(Directions) Take the material and output all of it exactly.

(Dataset extract)
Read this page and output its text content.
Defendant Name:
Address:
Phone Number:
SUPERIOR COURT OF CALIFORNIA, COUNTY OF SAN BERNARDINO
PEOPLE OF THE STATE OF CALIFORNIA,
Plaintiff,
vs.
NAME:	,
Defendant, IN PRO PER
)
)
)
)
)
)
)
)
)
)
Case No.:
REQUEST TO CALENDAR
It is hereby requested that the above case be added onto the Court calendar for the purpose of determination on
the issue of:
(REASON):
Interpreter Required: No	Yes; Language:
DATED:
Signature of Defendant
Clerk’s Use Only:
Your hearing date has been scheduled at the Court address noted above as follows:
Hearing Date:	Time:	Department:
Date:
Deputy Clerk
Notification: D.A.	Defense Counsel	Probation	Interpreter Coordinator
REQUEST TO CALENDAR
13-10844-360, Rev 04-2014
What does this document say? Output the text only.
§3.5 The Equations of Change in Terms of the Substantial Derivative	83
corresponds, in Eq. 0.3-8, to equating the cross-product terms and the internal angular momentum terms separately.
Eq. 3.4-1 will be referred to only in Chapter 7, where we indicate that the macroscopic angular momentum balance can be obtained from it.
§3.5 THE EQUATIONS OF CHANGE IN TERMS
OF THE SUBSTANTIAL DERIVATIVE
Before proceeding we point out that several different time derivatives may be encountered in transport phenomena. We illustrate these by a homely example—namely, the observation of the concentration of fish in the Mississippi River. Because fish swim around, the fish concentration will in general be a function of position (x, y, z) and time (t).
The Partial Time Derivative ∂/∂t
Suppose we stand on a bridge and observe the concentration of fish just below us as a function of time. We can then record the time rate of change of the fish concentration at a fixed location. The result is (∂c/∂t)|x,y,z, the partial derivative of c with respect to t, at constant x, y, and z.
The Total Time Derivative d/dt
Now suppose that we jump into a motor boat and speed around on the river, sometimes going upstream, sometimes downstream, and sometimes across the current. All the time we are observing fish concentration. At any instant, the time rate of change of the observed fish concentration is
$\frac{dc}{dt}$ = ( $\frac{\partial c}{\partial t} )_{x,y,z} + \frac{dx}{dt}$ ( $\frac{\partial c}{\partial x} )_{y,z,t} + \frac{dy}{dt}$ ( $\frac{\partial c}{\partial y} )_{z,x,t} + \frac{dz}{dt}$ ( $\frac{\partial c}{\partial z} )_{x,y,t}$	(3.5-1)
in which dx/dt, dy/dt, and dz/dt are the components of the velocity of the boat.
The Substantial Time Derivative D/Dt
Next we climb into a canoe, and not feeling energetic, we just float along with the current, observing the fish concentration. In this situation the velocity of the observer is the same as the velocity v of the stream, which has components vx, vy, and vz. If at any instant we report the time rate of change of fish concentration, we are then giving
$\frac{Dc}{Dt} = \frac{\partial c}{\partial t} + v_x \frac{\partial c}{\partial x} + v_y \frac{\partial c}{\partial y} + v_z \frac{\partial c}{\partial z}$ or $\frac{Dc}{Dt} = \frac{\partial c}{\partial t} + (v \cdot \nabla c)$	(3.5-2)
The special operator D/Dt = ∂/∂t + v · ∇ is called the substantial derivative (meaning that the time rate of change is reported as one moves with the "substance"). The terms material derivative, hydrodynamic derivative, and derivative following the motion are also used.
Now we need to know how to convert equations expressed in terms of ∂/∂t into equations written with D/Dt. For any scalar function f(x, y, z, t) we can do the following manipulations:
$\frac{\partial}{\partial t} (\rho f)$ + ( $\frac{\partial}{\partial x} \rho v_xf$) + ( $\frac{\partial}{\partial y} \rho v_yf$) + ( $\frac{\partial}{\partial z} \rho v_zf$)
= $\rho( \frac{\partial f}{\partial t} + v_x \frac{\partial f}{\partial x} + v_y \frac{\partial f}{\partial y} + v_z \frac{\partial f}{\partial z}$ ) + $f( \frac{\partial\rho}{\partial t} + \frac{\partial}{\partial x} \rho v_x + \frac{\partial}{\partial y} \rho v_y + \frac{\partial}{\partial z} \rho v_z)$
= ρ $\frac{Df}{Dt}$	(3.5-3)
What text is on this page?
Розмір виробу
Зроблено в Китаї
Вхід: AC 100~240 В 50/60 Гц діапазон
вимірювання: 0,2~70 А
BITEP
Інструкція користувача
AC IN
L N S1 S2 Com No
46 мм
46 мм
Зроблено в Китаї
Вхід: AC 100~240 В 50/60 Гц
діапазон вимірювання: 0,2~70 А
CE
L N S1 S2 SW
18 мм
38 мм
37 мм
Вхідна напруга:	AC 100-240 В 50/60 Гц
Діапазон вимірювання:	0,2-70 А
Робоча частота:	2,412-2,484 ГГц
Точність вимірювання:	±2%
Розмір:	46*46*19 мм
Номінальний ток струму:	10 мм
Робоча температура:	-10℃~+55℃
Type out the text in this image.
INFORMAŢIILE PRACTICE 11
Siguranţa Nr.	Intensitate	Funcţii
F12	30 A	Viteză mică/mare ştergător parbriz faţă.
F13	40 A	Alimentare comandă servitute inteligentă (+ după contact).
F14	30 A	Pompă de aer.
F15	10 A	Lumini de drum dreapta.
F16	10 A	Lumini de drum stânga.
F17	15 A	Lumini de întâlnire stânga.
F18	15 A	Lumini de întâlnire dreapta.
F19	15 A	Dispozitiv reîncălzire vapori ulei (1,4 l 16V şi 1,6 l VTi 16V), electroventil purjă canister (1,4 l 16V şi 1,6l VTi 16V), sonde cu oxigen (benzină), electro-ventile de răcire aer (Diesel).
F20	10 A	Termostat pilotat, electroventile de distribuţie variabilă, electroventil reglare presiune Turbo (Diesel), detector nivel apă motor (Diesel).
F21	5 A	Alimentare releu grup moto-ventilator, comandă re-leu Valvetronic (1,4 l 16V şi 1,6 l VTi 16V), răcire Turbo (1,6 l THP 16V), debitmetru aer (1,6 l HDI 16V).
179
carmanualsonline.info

(Solved problem)
Read this page and output its text content.
Defendant Name:
Address:
Phone Number:
SUPERIOR COURT OF CALIFORNIA, COUNTY OF SAN BERNARDINO
PEOPLE OF THE STATE OF CALIFORNIA,
Plaintiff,
vs.
NAME:	,
Defendant, IN PRO PER
)
)
)
)
)
)
)
)
)
)
Case No.:
REQUEST TO CALENDAR
It is hereby requested that the above case be added onto the Court calendar for the purpose of determination on
the issue of:
(REASON):
Interpreter Required: No	Yes; Language:
DATED:
Signature of Defendant
Clerk’s Use Only:
Your hearing date has been scheduled at the Court address noted above as follows:
Hearing Date:	Time:	Department:
Date:
Deputy Clerk
Notification: D.A.	Defense Counsel	Probation	Interpreter Coordinator
REQUEST TO CALENDAR
13-10844-360, Rev 04-2014
What does this document say? Output the text only.
§3.5 The Equations of Change in Terms of the Substantial Derivative	83
corresponds, in Eq. 0.3-8, to equating the cross-product terms and the internal angular momentum terms separately.
Eq. 3.4-1 will be referred to only in Chapter 7, where we indicate that the macroscopic angular momentum balance can be obtained from it.
§3.5 THE EQUATIONS OF CHANGE IN TERMS
OF THE SUBSTANTIAL DERIVATIVE
Before proceeding we point out that several different time derivatives may be encountered in transport phenomena. We illustrate these by a homely example—namely, the observation of the concentration of fish in the Mississippi River. Because fish swim around, the fish concentration will in general be a function of position (x, y, z) and time (t).
The Partial Time Derivative ∂/∂t
Suppose we stand on a bridge and observe the concentration of fish just below us as a function of time. We can then record the time rate of change of the fish concentration at a fixed location. The result is (∂c/∂t)|x,y,z, the partial derivative of c with respect to t, at constant x, y, and z.
The Total Time Derivative d/dt
Now suppose that we jump into a motor boat and speed around on the river, sometimes going upstream, sometimes downstream, and sometimes across the current. All the time we are observing fish concentration. At any instant, the time rate of change of the observed fish concentration is
$\frac{dc}{dt}$ = ( $\frac{\partial c}{\partial t} )_{x,y,z} + \frac{dx}{dt}$ ( $\frac{\partial c}{\partial x} )_{y,z,t} + \frac{dy}{dt}$ ( $\frac{\partial c}{\partial y} )_{z,x,t} + \frac{dz}{dt}$ ( $\frac{\partial c}{\partial z} )_{x,y,t}$	(3.5-1)
in which dx/dt, dy/dt, and dz/dt are the components of the velocity of the boat.
The Substantial Time Derivative D/Dt
Next we climb into a canoe, and not feeling energetic, we just float along with the current, observing the fish concentration. In this situation the velocity of the observer is the same as the velocity v of the stream, which has components vx, vy, and vz. If at any instant we report the time rate of change of fish concentration, we are then giving
$\frac{Dc}{Dt} = \frac{\partial c}{\partial t} + v_x \frac{\partial c}{\partial x} + v_y \frac{\partial c}{\partial y} + v_z \frac{\partial c}{\partial z}$ or $\frac{Dc}{Dt} = \frac{\partial c}{\partial t} + (v \cdot \nabla c)$	(3.5-2)
The special operator D/Dt = ∂/∂t + v · ∇ is called the substantial derivative (meaning that the time rate of change is reported as one moves with the "substance"). The terms material derivative, hydrodynamic derivative, and derivative following the motion are also used.
Now we need to know how to convert equations expressed in terms of ∂/∂t into equations written with D/Dt. For any scalar function f(x, y, z, t) we can do the following manipulations:
$\frac{\partial}{\partial t} (\rho f)$ + ( $\frac{\partial}{\partial x} \rho v_xf$) + ( $\frac{\partial}{\partial y} \rho v_yf$) + ( $\frac{\partial}{\partial z} \rho v_zf$)
= $\rho( \frac{\partial f}{\partial t} + v_x \frac{\partial f}{\partial x} + v_y \frac{\partial f}{\partial y} + v_z \frac{\partial f}{\partial z}$ ) + $f( \frac{\partial\rho}{\partial t} + \frac{\partial}{\partial x} \rho v_x + \frac{\partial}{\partial y} \rho v_y + \frac{\partial}{\partial z} \rho v_z)$
= ρ $\frac{Df}{Dt}$	(3.5-3)
What text is on this page?
Розмір виробу
Зроблено в Китаї
Вхід: AC 100~240 В 50/60 Гц діапазон
вимірювання: 0,2~70 А
BITEP
Інструкція користувача
AC IN
L N S1 S2 Com No
46 мм
46 мм
Зроблено в Китаї
Вхід: AC 100~240 В 50/60 Гц
діапазон вимірювання: 0,2~70 А
CE
L N S1 S2 SW
18 мм
38 мм
37 мм
Вхідна напруга:	AC 100-240 В 50/60 Гц
Діапазон вимірювання:	0,2-70 А
Робоча частота:	2,412-2,484 ГГц
Точність вимірювання:	±2%
Розмір:	46*46*19 мм
Номінальний ток струму:	10 мм
Робоча температура:	-10℃~+55℃
Type out the text in this image.
INFORMAŢIILE PRACTICE 11
Siguranţa Nr.	Intensitate	Funcţii
F12	30 A	Viteză mică/mare ştergător parbriz faţă.
F13	40 A	Alimentare comandă servitute inteligentă (+ după contact).
F14	30 A	Pompă de aer.
F15	10 A	Lumini de drum dreapta.
F16	10 A	Lumini de drum stânga.
F17	15 A	Lumini de întâlnire stânga.
F18	15 A	Lumini de întâlnire dreapta.
F19	15 A	Dispozitiv reîncălzire vapori ulei (1,4 l 16V şi 1,6 l VTi 16V), electroventil purjă canister (1,4 l 16V şi 1,6l VTi 16V), sonde cu oxigen (benzină), electro-ventile de răcire aer (Diesel).
F20	10 A	Termostat pilotat, electroventile de distribuţie variabilă, electroventil reglare presiune Turbo (Diesel), detector nivel apă motor (Diesel).
F21	5 A	Alimentare releu grup moto-ventilator, comandă re-leu Valvetronic (1,4 l 16V şi 1,6 l VTi 16V), răcire Turbo (1,6 l THP 16V), debitmetru aer (1,6 l HDI 16V).
179
carmanualsonline.info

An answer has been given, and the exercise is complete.